### DATASET

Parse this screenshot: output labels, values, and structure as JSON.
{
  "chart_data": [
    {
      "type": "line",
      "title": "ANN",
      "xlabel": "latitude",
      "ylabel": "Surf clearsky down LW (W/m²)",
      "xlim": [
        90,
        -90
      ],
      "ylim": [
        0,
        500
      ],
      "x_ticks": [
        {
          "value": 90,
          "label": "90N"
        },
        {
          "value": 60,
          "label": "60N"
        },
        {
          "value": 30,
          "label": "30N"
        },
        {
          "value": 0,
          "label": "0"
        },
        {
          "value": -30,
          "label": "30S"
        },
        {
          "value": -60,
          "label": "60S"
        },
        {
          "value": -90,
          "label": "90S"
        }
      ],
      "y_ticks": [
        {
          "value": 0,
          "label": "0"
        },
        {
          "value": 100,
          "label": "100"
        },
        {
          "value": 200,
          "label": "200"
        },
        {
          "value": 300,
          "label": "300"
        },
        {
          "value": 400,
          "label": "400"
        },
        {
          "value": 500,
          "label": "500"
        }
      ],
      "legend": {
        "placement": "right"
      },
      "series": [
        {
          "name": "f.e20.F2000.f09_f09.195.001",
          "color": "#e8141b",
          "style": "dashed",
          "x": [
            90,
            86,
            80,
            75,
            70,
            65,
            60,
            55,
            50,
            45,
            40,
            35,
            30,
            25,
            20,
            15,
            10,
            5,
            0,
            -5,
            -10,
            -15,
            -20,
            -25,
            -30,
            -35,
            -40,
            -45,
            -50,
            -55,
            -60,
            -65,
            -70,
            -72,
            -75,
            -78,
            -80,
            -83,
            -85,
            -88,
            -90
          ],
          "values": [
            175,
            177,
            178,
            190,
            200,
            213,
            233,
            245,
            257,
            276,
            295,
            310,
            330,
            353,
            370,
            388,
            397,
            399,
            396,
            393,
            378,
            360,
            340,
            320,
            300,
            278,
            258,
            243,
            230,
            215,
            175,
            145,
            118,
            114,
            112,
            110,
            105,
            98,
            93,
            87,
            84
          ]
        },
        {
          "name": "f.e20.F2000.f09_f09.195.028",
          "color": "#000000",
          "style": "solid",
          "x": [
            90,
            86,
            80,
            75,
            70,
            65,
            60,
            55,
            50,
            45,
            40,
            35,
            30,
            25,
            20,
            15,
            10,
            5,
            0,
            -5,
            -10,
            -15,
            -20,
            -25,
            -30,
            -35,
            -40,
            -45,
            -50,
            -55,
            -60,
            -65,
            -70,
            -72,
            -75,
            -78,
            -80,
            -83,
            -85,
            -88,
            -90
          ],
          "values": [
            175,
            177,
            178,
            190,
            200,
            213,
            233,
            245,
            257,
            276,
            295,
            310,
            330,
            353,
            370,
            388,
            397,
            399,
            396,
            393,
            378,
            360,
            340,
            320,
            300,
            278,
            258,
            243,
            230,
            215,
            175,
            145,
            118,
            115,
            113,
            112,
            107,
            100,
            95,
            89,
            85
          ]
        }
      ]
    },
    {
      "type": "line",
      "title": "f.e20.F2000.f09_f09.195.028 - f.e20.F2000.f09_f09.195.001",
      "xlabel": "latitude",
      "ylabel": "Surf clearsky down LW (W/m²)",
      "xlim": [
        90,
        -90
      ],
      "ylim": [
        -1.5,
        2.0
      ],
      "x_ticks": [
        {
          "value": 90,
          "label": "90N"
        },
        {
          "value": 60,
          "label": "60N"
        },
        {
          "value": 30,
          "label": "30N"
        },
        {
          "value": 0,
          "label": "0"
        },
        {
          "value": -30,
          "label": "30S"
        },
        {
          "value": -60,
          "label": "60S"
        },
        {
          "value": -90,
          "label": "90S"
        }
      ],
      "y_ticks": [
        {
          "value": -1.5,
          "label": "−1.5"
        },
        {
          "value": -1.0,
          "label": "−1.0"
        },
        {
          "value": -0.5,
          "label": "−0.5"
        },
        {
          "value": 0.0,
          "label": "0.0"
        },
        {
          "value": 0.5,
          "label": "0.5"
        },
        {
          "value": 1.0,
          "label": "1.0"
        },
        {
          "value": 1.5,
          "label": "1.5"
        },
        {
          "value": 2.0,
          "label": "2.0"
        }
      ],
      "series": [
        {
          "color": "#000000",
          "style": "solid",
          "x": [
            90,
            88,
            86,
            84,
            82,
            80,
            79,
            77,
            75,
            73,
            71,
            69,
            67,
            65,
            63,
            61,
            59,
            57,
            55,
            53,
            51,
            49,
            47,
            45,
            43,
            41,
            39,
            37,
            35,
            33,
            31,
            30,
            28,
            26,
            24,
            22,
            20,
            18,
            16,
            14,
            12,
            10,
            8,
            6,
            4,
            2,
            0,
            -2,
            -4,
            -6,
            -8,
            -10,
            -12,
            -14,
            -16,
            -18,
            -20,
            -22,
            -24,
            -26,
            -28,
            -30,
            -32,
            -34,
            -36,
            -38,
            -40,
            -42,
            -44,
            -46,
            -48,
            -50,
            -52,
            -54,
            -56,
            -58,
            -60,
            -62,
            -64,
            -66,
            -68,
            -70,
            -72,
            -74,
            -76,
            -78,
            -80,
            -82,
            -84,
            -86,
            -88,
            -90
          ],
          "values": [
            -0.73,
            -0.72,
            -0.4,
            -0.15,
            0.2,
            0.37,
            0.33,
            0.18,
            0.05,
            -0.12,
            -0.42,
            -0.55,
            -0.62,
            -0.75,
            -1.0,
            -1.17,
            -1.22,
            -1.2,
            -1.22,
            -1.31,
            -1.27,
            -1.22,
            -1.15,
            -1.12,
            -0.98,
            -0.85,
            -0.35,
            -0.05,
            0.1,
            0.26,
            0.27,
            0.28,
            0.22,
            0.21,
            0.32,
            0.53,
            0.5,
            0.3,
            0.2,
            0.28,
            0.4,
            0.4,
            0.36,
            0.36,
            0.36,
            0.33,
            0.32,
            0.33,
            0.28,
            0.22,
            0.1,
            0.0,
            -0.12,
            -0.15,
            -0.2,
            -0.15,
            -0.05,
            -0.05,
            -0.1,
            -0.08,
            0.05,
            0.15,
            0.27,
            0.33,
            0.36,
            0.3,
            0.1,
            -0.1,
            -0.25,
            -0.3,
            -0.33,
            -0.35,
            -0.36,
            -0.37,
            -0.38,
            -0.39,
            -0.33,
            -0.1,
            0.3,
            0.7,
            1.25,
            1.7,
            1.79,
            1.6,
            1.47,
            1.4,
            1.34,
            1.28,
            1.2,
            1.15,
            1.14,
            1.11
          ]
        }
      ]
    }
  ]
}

######

Copy out each record from above, exactly.

Parse this screenshot: output labels, values, and structure as JSON.
{
  "chart_data": [
    {
      "type": "line",
      "title": "ANN",
      "xlabel": "latitude",
      "ylabel": "Surf clearsky down LW (W/m²)",
      "xlim": [
        90,
        -90
      ],
      "ylim": [
        0,
        500
      ],
      "x_ticks": [
        {
          "value": 90,
          "label": "90N"
        },
        {
          "value": 60,
          "label": "60N"
        },
        {
          "value": 30,
          "label": "30N"
        },
        {
          "value": 0,
          "label": "0"
        },
        {
          "value": -30,
          "label": "30S"
        },
        {
          "value": -60,
          "label": "60S"
        },
        {
          "value": -90,
          "label": "90S"
        }
      ],
      "y_ticks": [
        {
          "value": 0,
          "label": "0"
        },
        {
          "value": 100,
          "label": "100"
        },
        {
          "value": 200,
          "label": "200"
        },
        {
          "value": 300,
          "label": "300"
        },
        {
          "value": 400,
          "label": "400"
        },
        {
          "value": 500,
          "label": "500"
        }
      ],
      "legend": {
        "placement": "right"
      },
      "series": [
        {
          "name": "f.e20.F2000.f09_f09.195.001",
          "color": "#e8141b",
          "style": "dashed",
          "x": [
            90,
            86,
            80,
            75,
            70,
            65,
            60,
            55,
            50,
            45,
            40,
            35,
            30,
            25,
            20,
            15,
            10,
            5,
            0,
            -5,
            -10,
            -15,
            -20,
            -25,
            -30,
            -35,
            -40,
            -45,
            -50,
            -55,
            -60,
            -65,
            -70,
            -72,
            -75,
            -78,
            -80,
            -83,
            -85,
            -88,
            -90
          ],
          "values": [
            175,
            177,
            178,
            190,
            200,
            213,
            233,
            245,
            257,
            276,
            295,
            310,
            330,
            353,
            370,
            388,
            397,
            399,
            396,
            393,
            378,
            360,
            340,
            320,
            300,
            278,
            258,
            243,
            230,
            215,
            175,
            145,
            118,
            114,
            112,
            110,
            105,
            98,
            93,
            87,
            84
          ]
        },
        {
          "name": "f.e20.F2000.f09_f09.195.028",
          "color": "#000000",
          "style": "solid",
          "x": [
            90,
            86,
            80,
            75,
            70,
            65,
            60,
            55,
            50,
            45,
            40,
            35,
            30,
            25,
            20,
            15,
            10,
            5,
            0,
            -5,
            -10,
            -15,
            -20,
            -25,
            -30,
            -35,
            -40,
            -45,
            -50,
            -55,
            -60,
            -65,
            -70,
            -72,
            -75,
            -78,
            -80,
            -83,
            -85,
            -88,
            -90
          ],
          "values": [
            175,
            177,
            178,
            190,
            200,
            213,
            233,
            245,
            257,
            276,
            295,
            310,
            330,
            353,
            370,
            388,
            397,
            399,
            396,
            393,
            378,
            360,
            340,
            320,
            300,
            278,
            258,
            243,
            230,
            215,
            175,
            145,
            118,
            115,
            113,
            112,
            107,
            100,
            95,
            89,
            85
          ]
        }
      ]
    },
    {
      "type": "line",
      "title": "f.e20.F2000.f09_f09.195.028 - f.e20.F2000.f09_f09.195.001",
      "xlabel": "latitude",
      "ylabel": "Surf clearsky down LW (W/m²)",
      "xlim": [
        90,
        -90
      ],
      "ylim": [
        -1.5,
        2.0
      ],
      "x_ticks": [
        {
          "value": 90,
          "label": "90N"
        },
        {
          "value": 60,
          "label": "60N"
        },
        {
          "value": 30,
          "label": "30N"
        },
        {
          "value": 0,
          "label": "0"
        },
        {
          "value": -30,
          "label": "30S"
        },
        {
          "value": -60,
          "label": "60S"
        },
        {
          "value": -90,
          "label": "90S"
        }
      ],
      "y_ticks": [
        {
          "value": -1.5,
          "label": "−1.5"
        },
        {
          "value": -1.0,
          "label": "−1.0"
        },
        {
          "value": -0.5,
          "label": "−0.5"
        },
        {
          "value": 0.0,
          "label": "0.0"
        },
        {
          "value": 0.5,
          "label": "0.5"
        },
        {
          "value": 1.0,
          "label": "1.0"
        },
        {
          "value": 1.5,
          "label": "1.5"
        },
        {
          "value": 2.0,
          "label": "2.0"
        }
      ],
      "series": [
        {
          "color": "#000000",
          "style": "solid",
          "x": [
            90,
            88,
            86,
            84,
            82,
            80,
            79,
            77,
            75,
            73,
            71,
            69,
            67,
            65,
            63,
            61,
            59,
            57,
            55,
            53,
            51,
            49,
            47,
            45,
            43,
            41,
            39,
            37,
            35,
            33,
            31,
            30,
            28,
            26,
            24,
            22,
            20,
            18,
            16,
            14,
            12,
            10,
            8,
            6,
            4,
            2,
            0,
            -2,
            -4,
            -6,
            -8,
            -10,
            -12,
            -14,
            -16,
            -18,
            -20,
            -22,
            -24,
            -26,
            -28,
            -30,
            -32,
            -34,
            -36,
            -38,
            -40,
            -42,
            -44,
            -46,
            -48,
            -50,
            -52,
            -54,
            -56,
            -58,
            -60,
            -62,
            -64,
            -66,
            -68,
            -70,
            -72,
            -74,
            -76,
            -78,
            -80,
            -82,
            -84,
            -86,
            -88,
            -90
          ],
          "values": [
            -0.73,
            -0.72,
            -0.4,
            -0.15,
            0.2,
            0.37,
            0.33,
            0.18,
            0.05,
            -0.12,
            -0.42,
            -0.55,
            -0.62,
            -0.75,
            -1.0,
            -1.17,
            -1.22,
            -1.2,
            -1.22,
            -1.31,
            -1.27,
            -1.22,
            -1.15,
            -1.12,
            -0.98,
            -0.85,
            -0.35,
            -0.05,
            0.1,
            0.26,
            0.27,
            0.28,
            0.22,
            0.21,
            0.32,
            0.53,
            0.5,
            0.3,
            0.2,
            0.28,
            0.4,
            0.4,
            0.36,
            0.36,
            0.36,
            0.33,
            0.32,
            0.33,
            0.28,
            0.22,
            0.1,
            0.0,
            -0.12,
            -0.15,
            -0.2,
            -0.15,
            -0.05,
            -0.05,
            -0.1,
            -0.08,
            0.05,
            0.15,
            0.27,
            0.33,
            0.36,
            0.3,
            0.1,
            -0.1,
            -0.25,
            -0.3,
            -0.33,
            -0.35,
            -0.36,
            -0.37,
            -0.38,
            -0.39,
            -0.33,
            -0.1,
            0.3,
            0.7,
            1.25,
            1.7,
            1.79,
            1.6,
            1.47,
            1.4,
            1.34,
            1.28,
            1.2,
            1.15,
            1.14,
            1.11
          ]
        }
      ]
    }
  ]
}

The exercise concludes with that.